--- start ---

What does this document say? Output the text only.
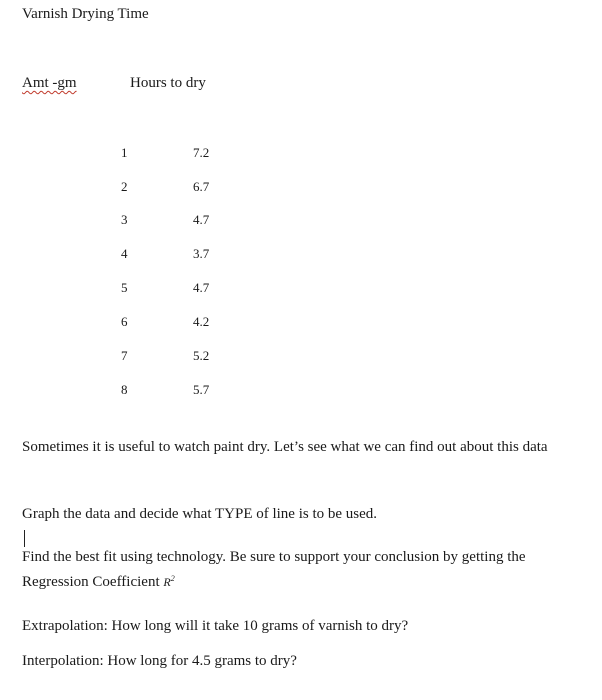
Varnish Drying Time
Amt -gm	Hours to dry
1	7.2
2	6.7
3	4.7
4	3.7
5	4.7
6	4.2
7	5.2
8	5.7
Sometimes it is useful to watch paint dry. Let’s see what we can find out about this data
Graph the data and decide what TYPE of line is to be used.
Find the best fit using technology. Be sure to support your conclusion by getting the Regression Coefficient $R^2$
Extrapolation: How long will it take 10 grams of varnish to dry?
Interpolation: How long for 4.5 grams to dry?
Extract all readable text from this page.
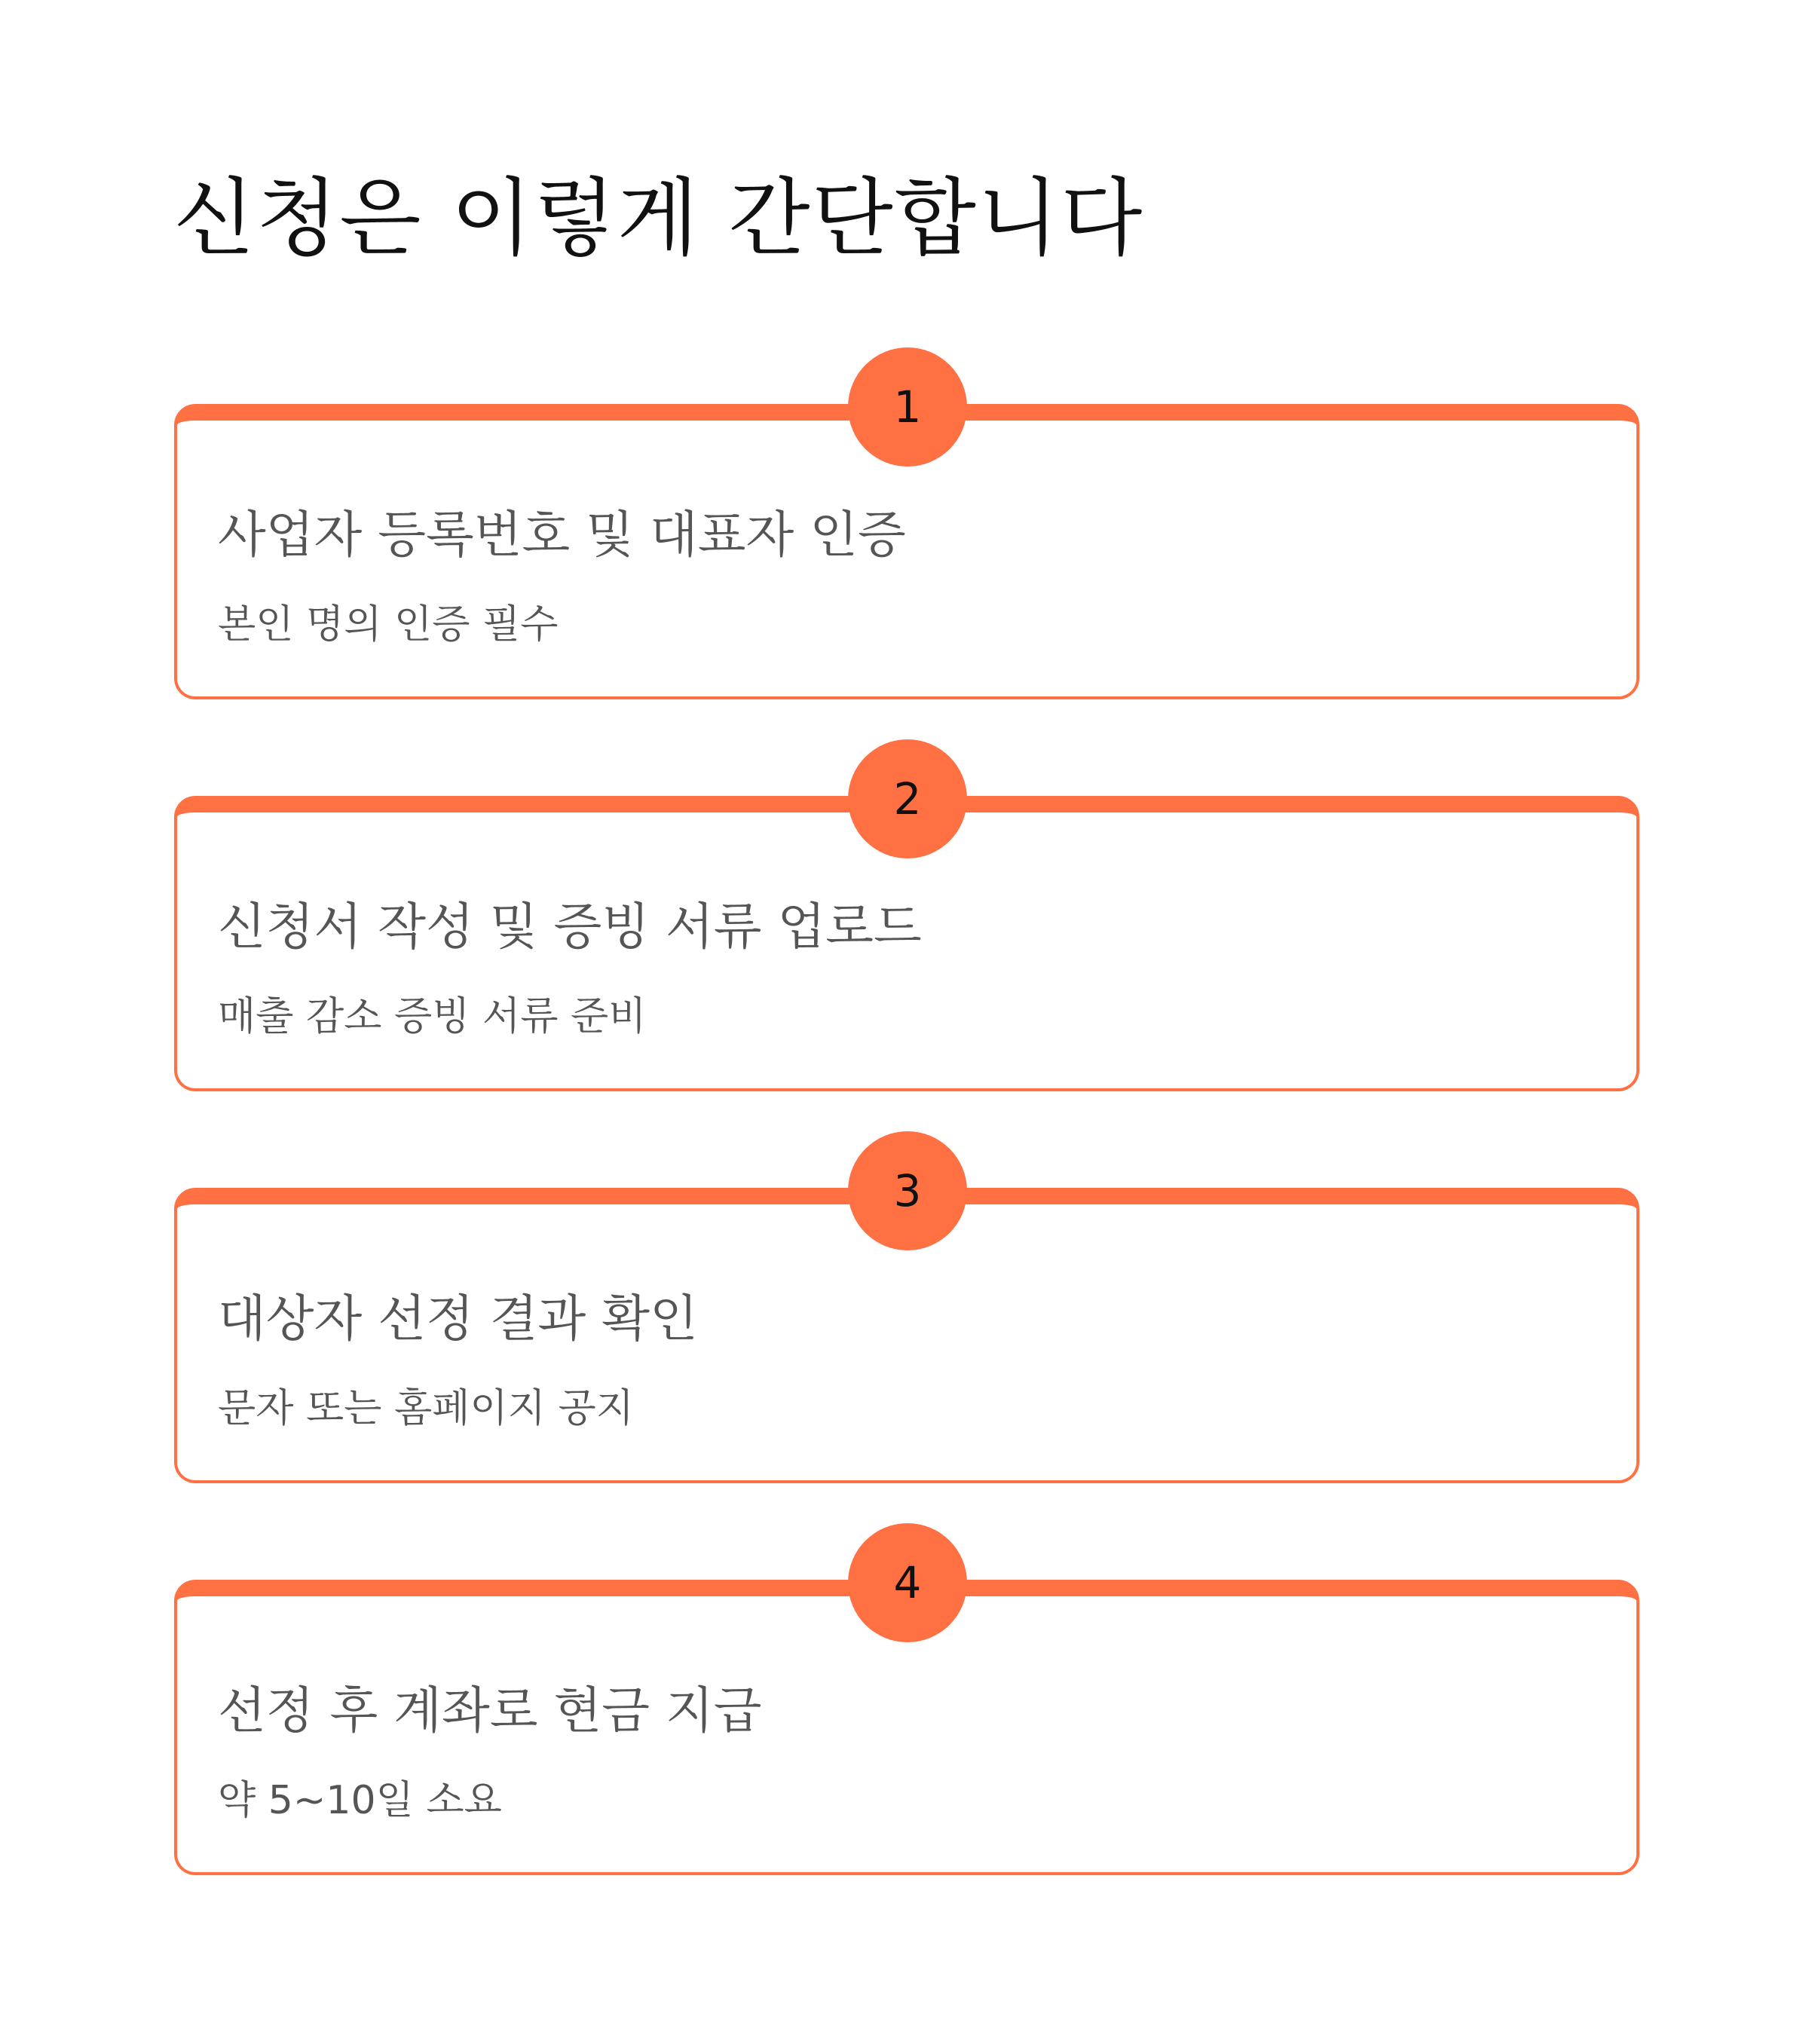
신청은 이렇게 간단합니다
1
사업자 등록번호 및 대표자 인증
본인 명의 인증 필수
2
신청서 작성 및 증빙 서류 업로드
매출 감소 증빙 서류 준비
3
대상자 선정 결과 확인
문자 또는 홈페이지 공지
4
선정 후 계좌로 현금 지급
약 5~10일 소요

--- end ---

(EXERCISE GOAL): Determine how many lines in the listing above hold the string "long", then write only the number.

(WORKED SOLUTION): 2